* [Task directions] Return the items below word for word, starting at the line containing "box as [x0,y0,x1,y1]." and ending at the line containing "y-tick-label: -50 [25,377,43,391]", with both of those lines included.

* [A run of records]

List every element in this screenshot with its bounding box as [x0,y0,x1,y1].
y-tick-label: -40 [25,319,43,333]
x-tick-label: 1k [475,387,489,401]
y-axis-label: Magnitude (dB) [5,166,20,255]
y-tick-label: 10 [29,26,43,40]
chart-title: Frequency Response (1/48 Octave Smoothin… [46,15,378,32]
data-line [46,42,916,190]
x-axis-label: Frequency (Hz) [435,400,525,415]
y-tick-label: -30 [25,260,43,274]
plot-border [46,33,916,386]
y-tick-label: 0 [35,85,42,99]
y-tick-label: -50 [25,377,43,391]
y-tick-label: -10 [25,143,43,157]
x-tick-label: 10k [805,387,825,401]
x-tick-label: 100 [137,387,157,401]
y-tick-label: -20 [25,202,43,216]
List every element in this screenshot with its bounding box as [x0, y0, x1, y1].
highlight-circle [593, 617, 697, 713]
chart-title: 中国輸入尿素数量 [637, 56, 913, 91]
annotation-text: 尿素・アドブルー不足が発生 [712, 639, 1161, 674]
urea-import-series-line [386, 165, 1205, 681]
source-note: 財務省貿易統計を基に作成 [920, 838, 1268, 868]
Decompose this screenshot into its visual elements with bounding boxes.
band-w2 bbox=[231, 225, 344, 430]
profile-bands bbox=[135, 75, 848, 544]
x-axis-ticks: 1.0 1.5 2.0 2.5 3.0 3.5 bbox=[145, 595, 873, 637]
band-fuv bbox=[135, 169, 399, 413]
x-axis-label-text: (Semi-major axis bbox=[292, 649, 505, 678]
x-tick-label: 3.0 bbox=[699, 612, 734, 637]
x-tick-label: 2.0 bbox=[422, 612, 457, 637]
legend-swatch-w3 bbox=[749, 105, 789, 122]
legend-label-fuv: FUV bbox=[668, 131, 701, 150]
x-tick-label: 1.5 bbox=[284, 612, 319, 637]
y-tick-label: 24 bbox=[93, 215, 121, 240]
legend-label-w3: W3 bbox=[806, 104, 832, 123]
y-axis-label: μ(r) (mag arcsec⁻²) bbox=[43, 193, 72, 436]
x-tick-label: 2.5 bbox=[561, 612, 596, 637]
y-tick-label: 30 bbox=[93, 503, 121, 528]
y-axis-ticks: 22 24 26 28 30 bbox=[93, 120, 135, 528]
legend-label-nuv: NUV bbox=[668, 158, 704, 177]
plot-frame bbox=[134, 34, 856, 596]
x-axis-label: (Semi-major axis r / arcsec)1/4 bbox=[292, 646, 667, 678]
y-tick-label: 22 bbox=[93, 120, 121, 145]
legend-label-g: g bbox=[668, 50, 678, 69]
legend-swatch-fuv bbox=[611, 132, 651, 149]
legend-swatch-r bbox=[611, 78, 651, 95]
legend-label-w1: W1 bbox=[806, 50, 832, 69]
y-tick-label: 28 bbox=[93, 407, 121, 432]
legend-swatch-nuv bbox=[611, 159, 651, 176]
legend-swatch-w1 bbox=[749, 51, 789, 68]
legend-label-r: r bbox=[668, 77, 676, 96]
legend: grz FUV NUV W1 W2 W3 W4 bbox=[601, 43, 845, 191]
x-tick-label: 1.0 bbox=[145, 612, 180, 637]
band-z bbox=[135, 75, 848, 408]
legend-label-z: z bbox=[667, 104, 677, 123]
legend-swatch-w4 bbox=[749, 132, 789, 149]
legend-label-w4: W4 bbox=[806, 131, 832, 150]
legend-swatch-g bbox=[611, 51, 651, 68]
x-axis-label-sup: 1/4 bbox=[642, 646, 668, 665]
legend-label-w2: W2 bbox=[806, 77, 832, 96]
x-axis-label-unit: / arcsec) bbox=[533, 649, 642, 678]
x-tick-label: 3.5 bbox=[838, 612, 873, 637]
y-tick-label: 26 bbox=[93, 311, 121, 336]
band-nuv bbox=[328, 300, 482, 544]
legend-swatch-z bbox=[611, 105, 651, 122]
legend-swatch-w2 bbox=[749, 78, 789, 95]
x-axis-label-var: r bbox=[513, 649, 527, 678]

==

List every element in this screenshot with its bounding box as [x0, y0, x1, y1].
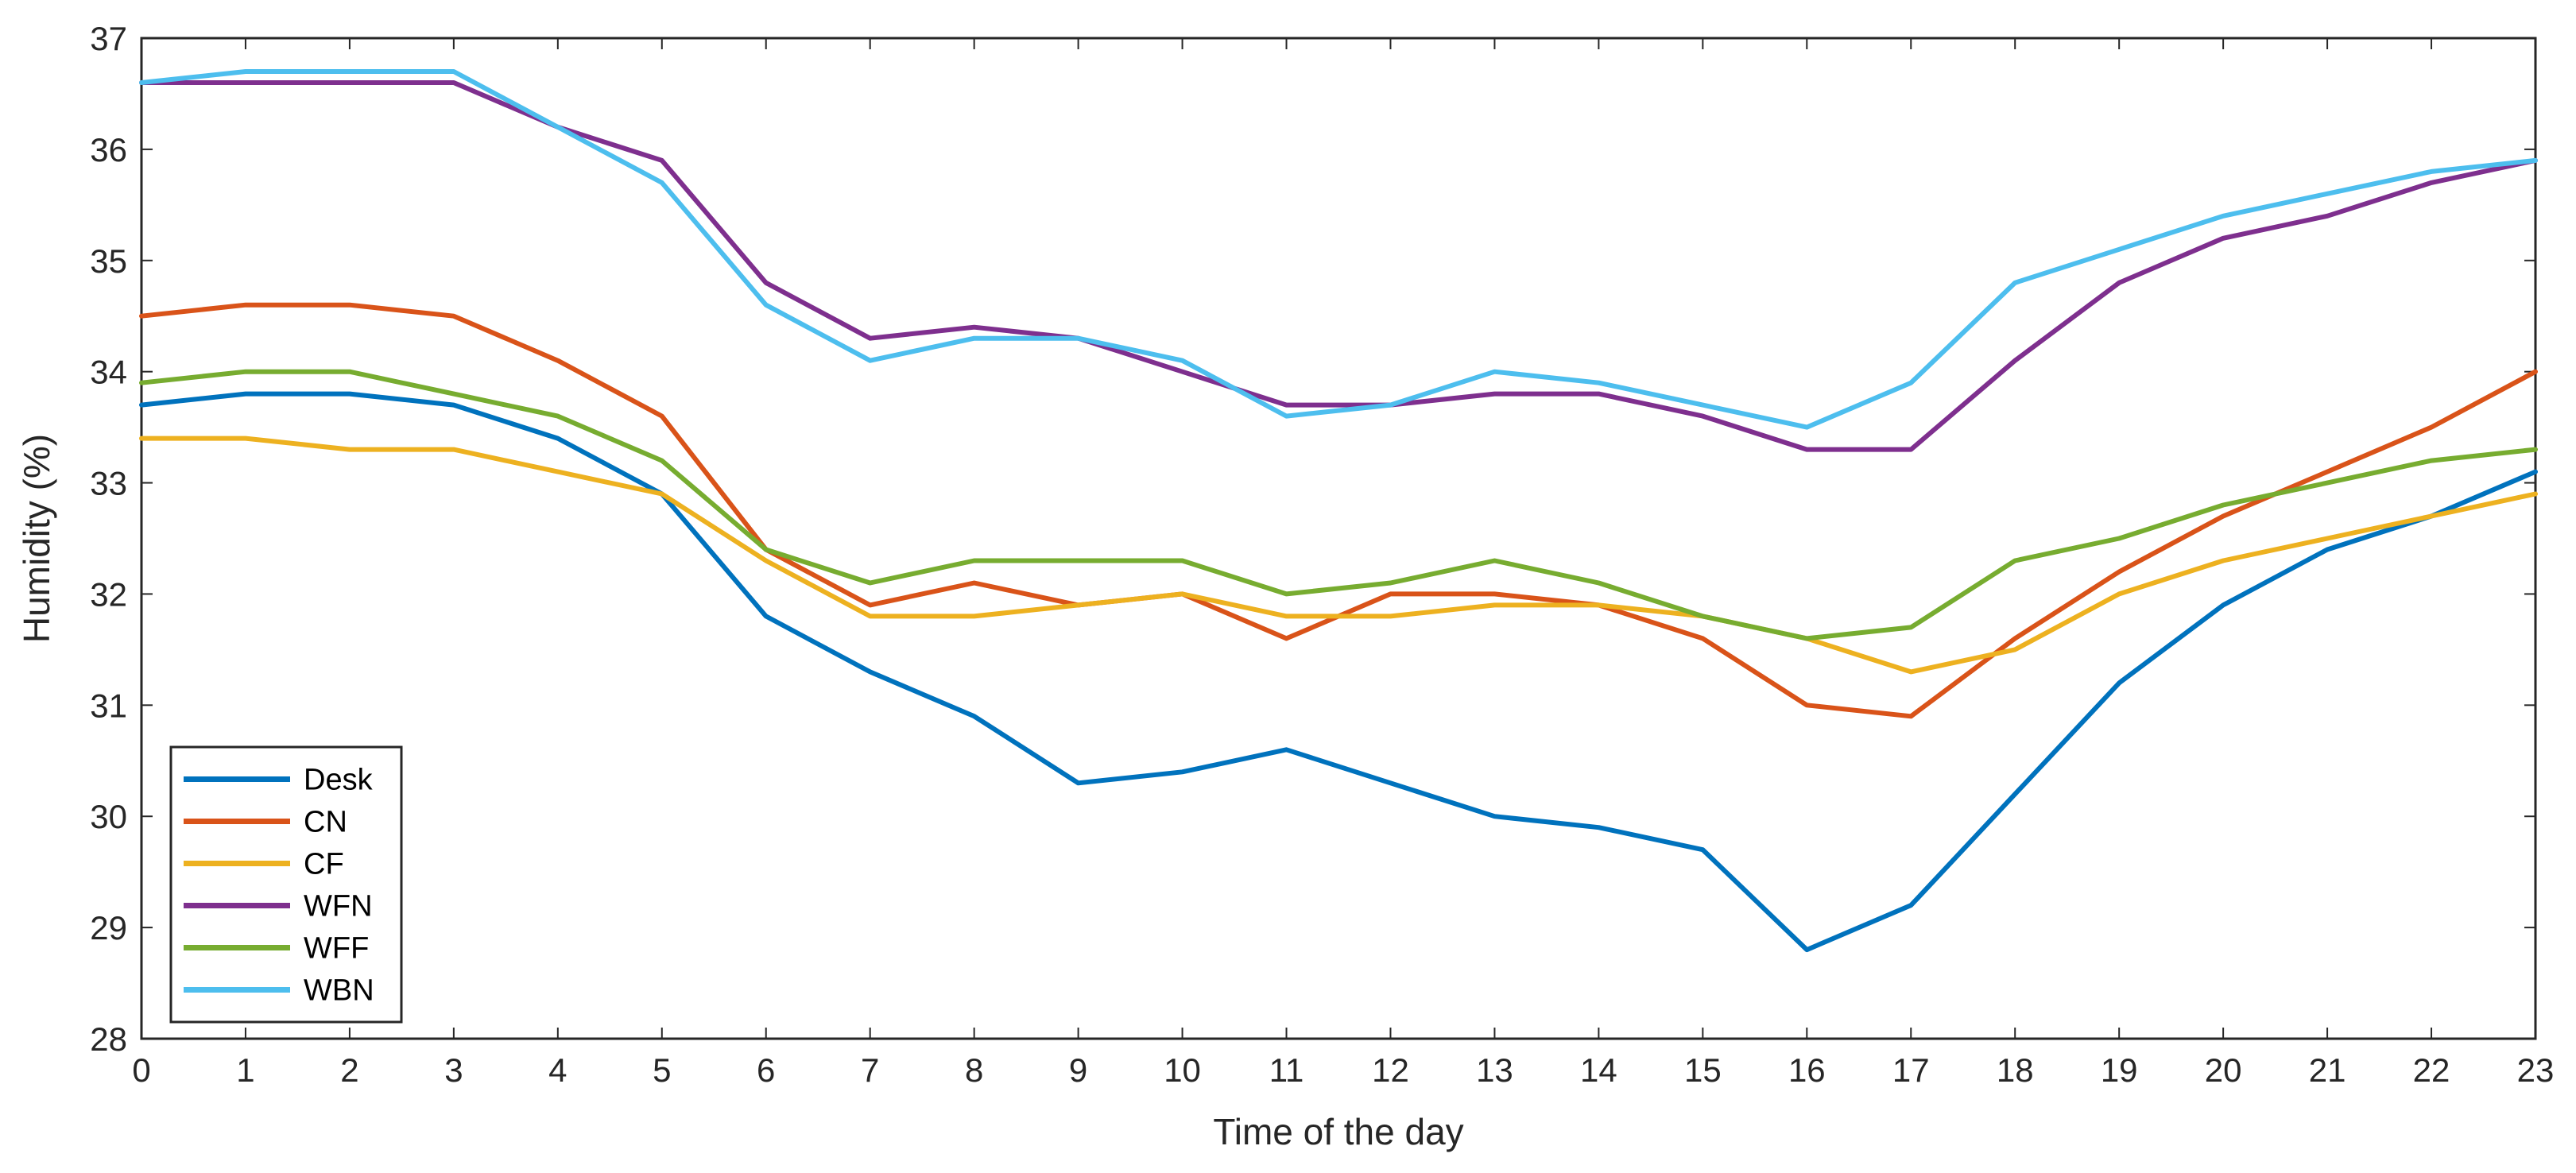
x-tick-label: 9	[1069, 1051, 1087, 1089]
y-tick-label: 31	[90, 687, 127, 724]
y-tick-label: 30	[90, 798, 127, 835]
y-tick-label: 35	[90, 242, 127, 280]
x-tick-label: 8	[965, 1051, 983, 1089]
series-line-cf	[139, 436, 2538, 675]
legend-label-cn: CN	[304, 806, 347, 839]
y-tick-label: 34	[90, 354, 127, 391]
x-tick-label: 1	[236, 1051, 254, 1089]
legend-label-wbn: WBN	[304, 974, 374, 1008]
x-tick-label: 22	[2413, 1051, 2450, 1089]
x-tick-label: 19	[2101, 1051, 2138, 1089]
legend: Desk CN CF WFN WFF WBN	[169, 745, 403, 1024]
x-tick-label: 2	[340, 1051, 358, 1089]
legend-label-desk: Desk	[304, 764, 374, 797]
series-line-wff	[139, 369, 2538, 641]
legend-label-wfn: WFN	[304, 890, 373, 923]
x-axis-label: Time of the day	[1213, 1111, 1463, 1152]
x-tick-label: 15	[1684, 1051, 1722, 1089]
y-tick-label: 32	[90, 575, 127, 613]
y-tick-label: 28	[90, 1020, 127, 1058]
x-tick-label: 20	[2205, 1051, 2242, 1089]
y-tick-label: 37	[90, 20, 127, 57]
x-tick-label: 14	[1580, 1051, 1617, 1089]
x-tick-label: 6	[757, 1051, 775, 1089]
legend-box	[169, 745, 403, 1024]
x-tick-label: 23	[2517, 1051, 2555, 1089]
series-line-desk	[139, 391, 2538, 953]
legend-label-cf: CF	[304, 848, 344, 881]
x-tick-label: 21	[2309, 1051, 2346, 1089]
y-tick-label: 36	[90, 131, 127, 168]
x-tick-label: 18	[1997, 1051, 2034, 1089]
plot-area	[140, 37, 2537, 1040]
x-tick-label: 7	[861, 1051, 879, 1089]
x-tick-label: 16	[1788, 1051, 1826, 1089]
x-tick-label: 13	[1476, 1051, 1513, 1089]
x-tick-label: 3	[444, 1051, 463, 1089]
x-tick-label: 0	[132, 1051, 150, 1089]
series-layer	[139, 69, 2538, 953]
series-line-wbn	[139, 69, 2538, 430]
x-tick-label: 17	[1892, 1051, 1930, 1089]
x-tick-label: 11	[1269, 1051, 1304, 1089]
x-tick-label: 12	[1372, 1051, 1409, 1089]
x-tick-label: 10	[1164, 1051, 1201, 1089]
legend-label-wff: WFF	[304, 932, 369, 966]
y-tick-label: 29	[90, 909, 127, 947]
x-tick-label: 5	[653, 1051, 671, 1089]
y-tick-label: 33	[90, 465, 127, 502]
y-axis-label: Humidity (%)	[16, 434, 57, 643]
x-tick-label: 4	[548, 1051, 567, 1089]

* [Response to the task]
List every element in this screenshot with its bounding box as [x0,y0,x1,y1].
y-tick-label: -40 [25,319,43,333]
x-tick-label: 1k [475,387,489,401]
y-axis-label: Magnitude (dB) [5,166,20,255]
y-tick-label: 10 [29,26,43,40]
chart-title: Frequency Response (1/48 Octave Smoothin… [46,15,378,32]
data-line [46,42,916,190]
x-axis-label: Frequency (Hz) [435,400,525,415]
y-tick-label: -30 [25,260,43,274]
plot-border [46,33,916,386]
y-tick-label: 0 [35,85,42,99]
y-tick-label: -50 [25,377,43,391]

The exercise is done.